WRITTEN PROBLEM: Write the material out again in full, exactly.
"""
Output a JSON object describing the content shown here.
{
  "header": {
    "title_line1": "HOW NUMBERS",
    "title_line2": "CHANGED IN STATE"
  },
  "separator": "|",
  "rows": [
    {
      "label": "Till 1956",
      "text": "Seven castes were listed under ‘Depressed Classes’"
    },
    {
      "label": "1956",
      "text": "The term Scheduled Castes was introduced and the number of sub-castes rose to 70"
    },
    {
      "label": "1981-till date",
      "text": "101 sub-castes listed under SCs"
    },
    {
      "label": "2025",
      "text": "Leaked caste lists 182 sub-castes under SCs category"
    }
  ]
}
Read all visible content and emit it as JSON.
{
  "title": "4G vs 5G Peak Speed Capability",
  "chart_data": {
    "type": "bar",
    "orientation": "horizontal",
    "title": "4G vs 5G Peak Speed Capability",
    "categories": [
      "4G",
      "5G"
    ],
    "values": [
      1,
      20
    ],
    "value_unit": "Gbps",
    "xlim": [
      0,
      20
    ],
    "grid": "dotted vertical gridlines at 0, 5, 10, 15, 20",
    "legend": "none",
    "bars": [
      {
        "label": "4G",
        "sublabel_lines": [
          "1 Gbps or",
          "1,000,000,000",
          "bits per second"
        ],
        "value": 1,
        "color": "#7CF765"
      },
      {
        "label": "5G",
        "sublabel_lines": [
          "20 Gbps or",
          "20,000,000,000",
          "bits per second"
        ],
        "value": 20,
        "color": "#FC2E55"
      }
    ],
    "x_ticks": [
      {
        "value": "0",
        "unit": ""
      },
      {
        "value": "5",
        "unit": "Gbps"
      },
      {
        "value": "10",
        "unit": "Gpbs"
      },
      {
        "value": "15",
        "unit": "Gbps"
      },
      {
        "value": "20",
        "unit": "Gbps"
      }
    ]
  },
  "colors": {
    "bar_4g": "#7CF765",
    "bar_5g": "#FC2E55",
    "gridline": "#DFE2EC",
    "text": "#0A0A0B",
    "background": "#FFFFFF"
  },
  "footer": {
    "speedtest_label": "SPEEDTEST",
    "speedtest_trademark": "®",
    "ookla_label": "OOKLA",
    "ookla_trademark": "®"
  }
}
"""
SOLUTION FOR THIS EXERCISE:
Output a JSON object describing the content shown here.
{
  "header": {
    "title_line1": "HOW NUMBERS",
    "title_line2": "CHANGED IN STATE"
  },
  "separator": "|",
  "rows": [
    {
      "label": "Till 1956",
      "text": "Seven castes were listed under ‘Depressed Classes’"
    },
    {
      "label": "1956",
      "text": "The term Scheduled Castes was introduced and the number of sub-castes rose to 70"
    },
    {
      "label": "1981-till date",
      "text": "101 sub-castes listed under SCs"
    },
    {
      "label": "2025",
      "text": "Leaked caste lists 182 sub-castes under SCs category"
    }
  ]
}
Read all visible content and emit it as JSON.
{
  "title": "4G vs 5G Peak Speed Capability",
  "chart_data": {
    "type": "bar",
    "orientation": "horizontal",
    "title": "4G vs 5G Peak Speed Capability",
    "categories": [
      "4G",
      "5G"
    ],
    "values": [
      1,
      20
    ],
    "value_unit": "Gbps",
    "xlim": [
      0,
      20
    ],
    "grid": "dotted vertical gridlines at 0, 5, 10, 15, 20",
    "legend": "none",
    "bars": [
      {
        "label": "4G",
        "sublabel_lines": [
          "1 Gbps or",
          "1,000,000,000",
          "bits per second"
        ],
        "value": 1,
        "color": "#7CF765"
      },
      {
        "label": "5G",
        "sublabel_lines": [
          "20 Gbps or",
          "20,000,000,000",
          "bits per second"
        ],
        "value": 20,
        "color": "#FC2E55"
      }
    ],
    "x_ticks": [
      {
        "value": "0",
        "unit": ""
      },
      {
        "value": "5",
        "unit": "Gbps"
      },
      {
        "value": "10",
        "unit": "Gpbs"
      },
      {
        "value": "15",
        "unit": "Gbps"
      },
      {
        "value": "20",
        "unit": "Gbps"
      }
    ]
  },
  "colors": {
    "bar_4g": "#7CF765",
    "bar_5g": "#FC2E55",
    "gridline": "#DFE2EC",
    "text": "#0A0A0B",
    "background": "#FFFFFF"
  },
  "footer": {
    "speedtest_label": "SPEEDTEST",
    "speedtest_trademark": "®",
    "ookla_label": "OOKLA",
    "ookla_trademark": "®"
  }
}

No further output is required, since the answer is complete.